AIM OF THE TASK.
Find the word "White" in the records below. List each line containing it.

DATA FOR THIS EXERCISE.
______________________________

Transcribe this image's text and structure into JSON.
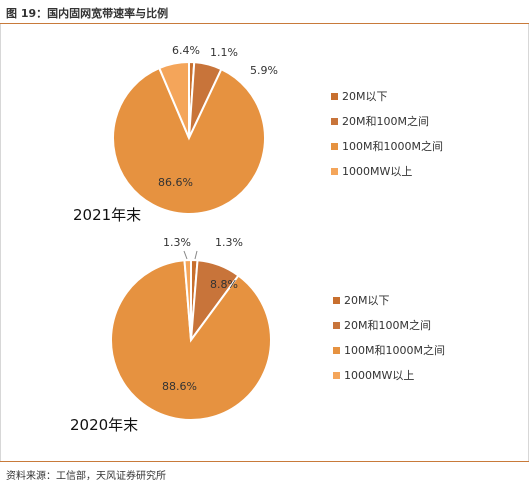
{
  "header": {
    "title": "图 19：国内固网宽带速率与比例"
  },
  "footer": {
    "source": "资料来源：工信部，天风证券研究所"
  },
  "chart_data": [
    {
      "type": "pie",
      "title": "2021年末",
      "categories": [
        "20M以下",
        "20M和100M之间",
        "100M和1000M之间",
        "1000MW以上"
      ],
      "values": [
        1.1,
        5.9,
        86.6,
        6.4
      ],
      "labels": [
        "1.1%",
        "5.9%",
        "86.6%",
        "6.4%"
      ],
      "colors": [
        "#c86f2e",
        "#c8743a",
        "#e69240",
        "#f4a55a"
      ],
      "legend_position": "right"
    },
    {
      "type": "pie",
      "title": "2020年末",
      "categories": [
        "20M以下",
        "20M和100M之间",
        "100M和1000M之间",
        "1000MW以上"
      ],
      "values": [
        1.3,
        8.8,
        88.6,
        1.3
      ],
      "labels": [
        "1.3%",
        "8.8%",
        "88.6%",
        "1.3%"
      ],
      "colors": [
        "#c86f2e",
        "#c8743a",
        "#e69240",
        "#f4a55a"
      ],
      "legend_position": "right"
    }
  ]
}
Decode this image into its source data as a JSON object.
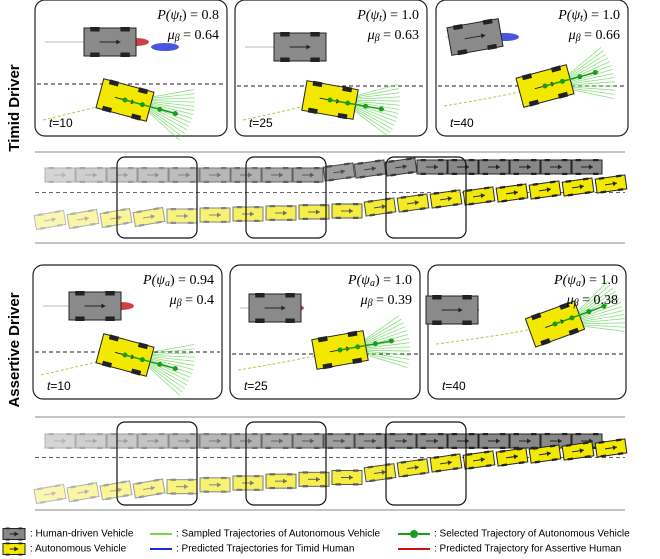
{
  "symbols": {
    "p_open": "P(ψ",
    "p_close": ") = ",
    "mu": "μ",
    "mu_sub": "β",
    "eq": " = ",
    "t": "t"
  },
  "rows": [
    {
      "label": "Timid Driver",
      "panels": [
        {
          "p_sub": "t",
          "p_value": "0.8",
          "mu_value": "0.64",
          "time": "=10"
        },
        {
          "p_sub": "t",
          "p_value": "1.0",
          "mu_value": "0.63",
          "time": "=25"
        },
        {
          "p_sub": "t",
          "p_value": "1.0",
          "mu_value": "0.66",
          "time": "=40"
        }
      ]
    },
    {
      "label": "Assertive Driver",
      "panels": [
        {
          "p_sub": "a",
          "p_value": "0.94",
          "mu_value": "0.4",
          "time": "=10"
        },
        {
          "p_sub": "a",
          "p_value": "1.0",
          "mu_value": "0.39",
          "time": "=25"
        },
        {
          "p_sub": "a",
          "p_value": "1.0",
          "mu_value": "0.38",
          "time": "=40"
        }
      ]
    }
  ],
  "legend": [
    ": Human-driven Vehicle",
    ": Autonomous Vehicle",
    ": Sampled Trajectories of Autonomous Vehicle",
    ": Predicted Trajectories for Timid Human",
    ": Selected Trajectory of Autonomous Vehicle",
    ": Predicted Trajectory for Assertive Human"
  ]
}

______________________________

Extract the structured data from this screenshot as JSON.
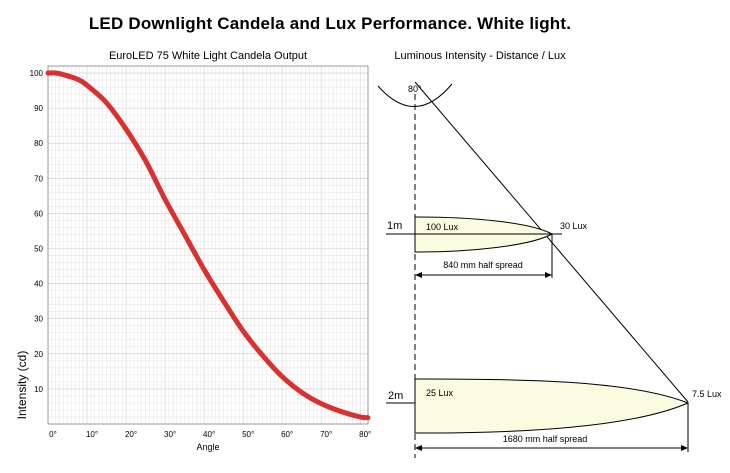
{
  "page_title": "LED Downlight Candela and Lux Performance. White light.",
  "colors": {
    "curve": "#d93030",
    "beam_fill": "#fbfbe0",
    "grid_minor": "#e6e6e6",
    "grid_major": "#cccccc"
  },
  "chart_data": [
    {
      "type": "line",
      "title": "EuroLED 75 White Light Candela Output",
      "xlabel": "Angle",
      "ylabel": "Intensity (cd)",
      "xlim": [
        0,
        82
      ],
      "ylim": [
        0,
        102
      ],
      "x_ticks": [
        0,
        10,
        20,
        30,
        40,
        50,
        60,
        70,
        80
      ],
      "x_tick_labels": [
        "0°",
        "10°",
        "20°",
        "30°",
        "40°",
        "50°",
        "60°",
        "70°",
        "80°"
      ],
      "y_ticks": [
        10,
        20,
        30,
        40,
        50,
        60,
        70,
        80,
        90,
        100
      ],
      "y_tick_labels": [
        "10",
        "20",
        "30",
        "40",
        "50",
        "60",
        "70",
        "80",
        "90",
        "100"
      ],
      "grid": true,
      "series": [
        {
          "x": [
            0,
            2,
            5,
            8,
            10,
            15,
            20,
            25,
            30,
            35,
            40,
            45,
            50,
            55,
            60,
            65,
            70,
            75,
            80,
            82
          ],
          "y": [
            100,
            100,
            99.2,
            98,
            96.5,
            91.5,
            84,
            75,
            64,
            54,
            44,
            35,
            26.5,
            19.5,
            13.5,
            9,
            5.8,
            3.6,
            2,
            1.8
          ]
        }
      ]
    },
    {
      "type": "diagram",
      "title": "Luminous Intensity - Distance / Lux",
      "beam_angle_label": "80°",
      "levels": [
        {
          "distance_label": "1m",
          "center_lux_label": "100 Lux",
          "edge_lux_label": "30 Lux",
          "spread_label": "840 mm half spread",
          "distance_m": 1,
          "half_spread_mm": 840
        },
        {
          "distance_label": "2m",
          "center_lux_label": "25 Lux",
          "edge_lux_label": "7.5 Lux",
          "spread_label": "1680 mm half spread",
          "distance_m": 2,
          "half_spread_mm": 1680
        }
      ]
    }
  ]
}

______________________________

WRITTEN ANSWER.
  "page_title": "LED Downlight Candela and Lux Performance. White light.",
      "title": "EuroLED 75 White Light Candela Output",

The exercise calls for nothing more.